[Stored records]

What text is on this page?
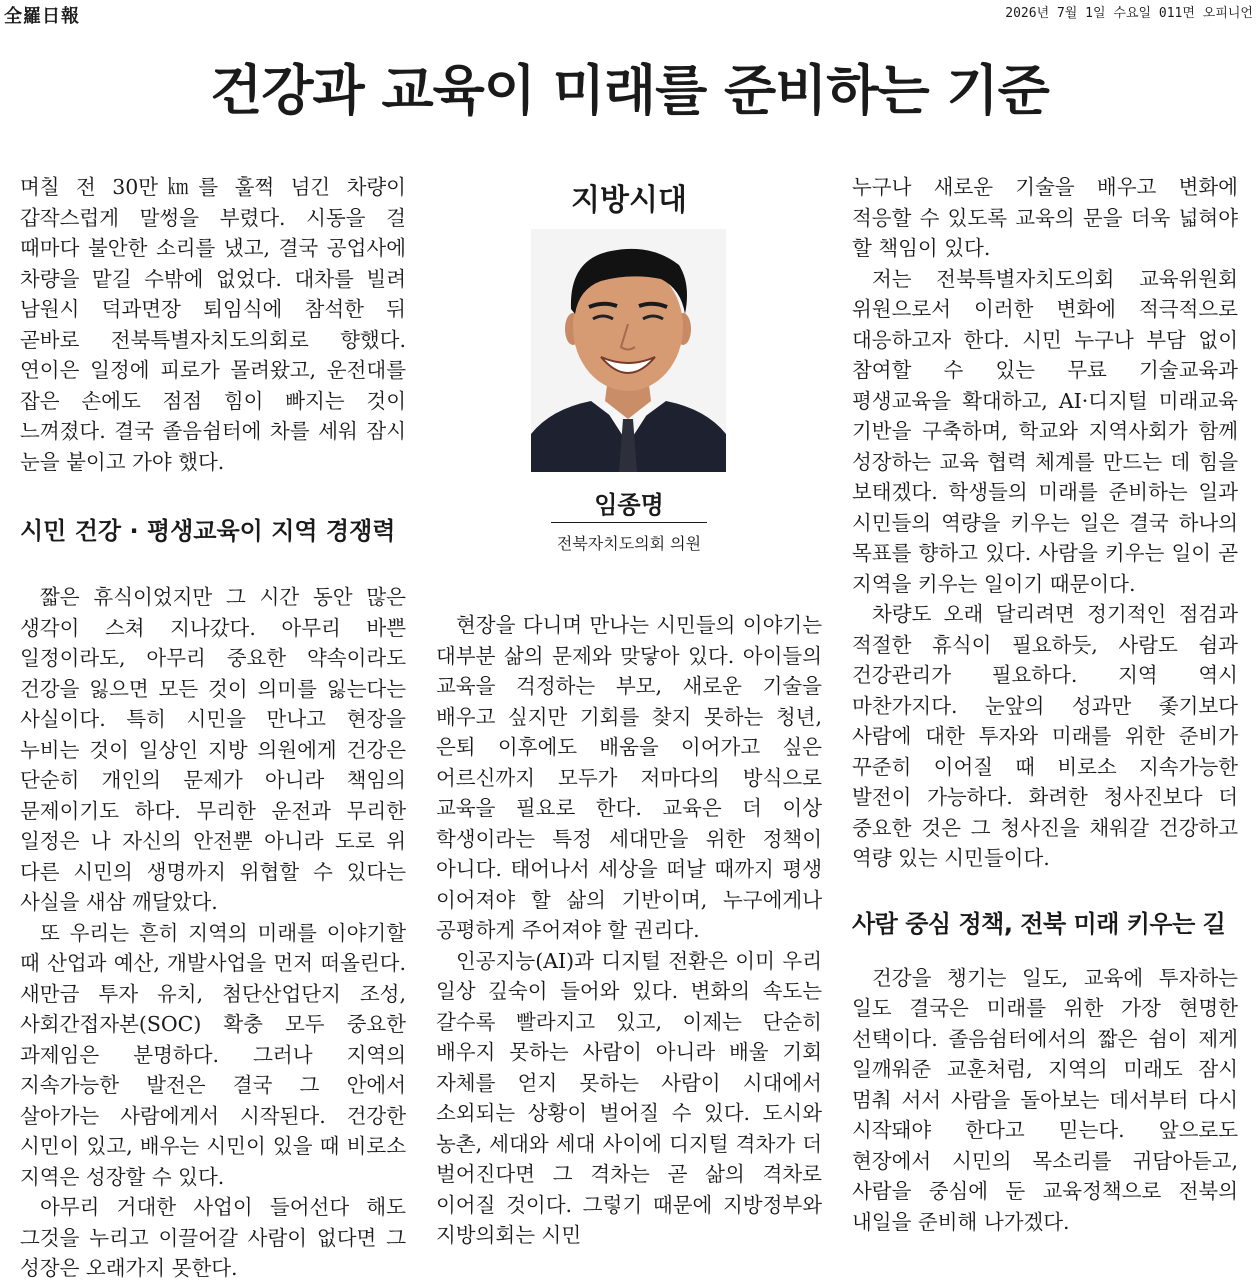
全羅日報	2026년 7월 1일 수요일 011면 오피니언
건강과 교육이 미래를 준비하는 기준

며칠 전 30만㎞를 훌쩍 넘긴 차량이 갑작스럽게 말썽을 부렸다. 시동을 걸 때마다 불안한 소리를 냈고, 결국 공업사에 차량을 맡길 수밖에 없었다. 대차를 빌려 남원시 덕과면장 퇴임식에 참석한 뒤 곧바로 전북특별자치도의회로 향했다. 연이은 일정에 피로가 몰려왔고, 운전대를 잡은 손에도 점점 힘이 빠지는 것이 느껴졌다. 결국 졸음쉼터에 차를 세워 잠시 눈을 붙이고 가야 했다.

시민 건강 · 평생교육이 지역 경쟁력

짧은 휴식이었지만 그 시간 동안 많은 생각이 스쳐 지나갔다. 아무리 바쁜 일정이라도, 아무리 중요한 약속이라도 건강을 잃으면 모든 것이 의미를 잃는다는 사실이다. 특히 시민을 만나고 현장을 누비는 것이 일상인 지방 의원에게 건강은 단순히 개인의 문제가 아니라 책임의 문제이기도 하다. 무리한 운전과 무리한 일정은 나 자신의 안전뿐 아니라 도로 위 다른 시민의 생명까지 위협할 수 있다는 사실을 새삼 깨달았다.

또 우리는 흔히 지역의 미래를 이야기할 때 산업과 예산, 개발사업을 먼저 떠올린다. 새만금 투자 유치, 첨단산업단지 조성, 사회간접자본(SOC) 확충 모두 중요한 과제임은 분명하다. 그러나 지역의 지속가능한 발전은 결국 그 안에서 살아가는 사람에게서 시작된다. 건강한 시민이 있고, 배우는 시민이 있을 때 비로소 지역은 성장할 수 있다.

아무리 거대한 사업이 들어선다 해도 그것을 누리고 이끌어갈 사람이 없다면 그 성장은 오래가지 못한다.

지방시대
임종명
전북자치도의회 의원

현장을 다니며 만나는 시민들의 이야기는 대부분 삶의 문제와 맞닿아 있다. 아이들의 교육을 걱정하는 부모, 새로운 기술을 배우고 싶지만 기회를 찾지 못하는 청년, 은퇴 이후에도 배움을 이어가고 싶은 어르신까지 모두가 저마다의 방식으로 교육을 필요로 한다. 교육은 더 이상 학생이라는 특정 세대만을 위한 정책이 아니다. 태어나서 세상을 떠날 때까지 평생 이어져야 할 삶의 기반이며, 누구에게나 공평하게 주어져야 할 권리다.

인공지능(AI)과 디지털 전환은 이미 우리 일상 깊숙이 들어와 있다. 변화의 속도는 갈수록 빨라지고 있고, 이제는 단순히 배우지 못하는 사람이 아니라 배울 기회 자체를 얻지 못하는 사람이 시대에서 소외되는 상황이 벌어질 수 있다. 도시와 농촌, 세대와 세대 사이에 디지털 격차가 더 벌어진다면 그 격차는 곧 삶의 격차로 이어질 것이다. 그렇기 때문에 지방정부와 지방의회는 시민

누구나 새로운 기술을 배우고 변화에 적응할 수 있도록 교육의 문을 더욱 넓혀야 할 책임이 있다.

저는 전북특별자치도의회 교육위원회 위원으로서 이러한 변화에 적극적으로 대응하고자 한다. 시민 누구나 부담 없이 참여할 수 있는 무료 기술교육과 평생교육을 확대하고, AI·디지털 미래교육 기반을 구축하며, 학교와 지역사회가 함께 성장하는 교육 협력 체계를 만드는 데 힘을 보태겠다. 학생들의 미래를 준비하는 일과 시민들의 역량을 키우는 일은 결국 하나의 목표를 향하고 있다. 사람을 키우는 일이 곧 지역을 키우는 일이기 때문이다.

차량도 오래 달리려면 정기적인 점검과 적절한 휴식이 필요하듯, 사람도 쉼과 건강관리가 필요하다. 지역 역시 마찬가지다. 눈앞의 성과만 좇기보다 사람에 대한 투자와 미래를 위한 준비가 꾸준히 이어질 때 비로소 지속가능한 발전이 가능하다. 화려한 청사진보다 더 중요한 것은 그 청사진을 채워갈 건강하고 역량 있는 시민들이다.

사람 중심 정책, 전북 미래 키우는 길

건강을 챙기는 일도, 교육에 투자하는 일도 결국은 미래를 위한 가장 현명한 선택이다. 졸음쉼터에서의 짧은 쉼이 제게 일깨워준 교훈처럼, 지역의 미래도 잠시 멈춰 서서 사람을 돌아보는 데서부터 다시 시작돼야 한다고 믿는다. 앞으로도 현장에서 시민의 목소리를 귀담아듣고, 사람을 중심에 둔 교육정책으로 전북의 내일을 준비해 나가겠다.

### STATED GOAL
Check each line of the listing above for the string "준비하는", then report only how many lines have it.

### SOLUTION BELOW
2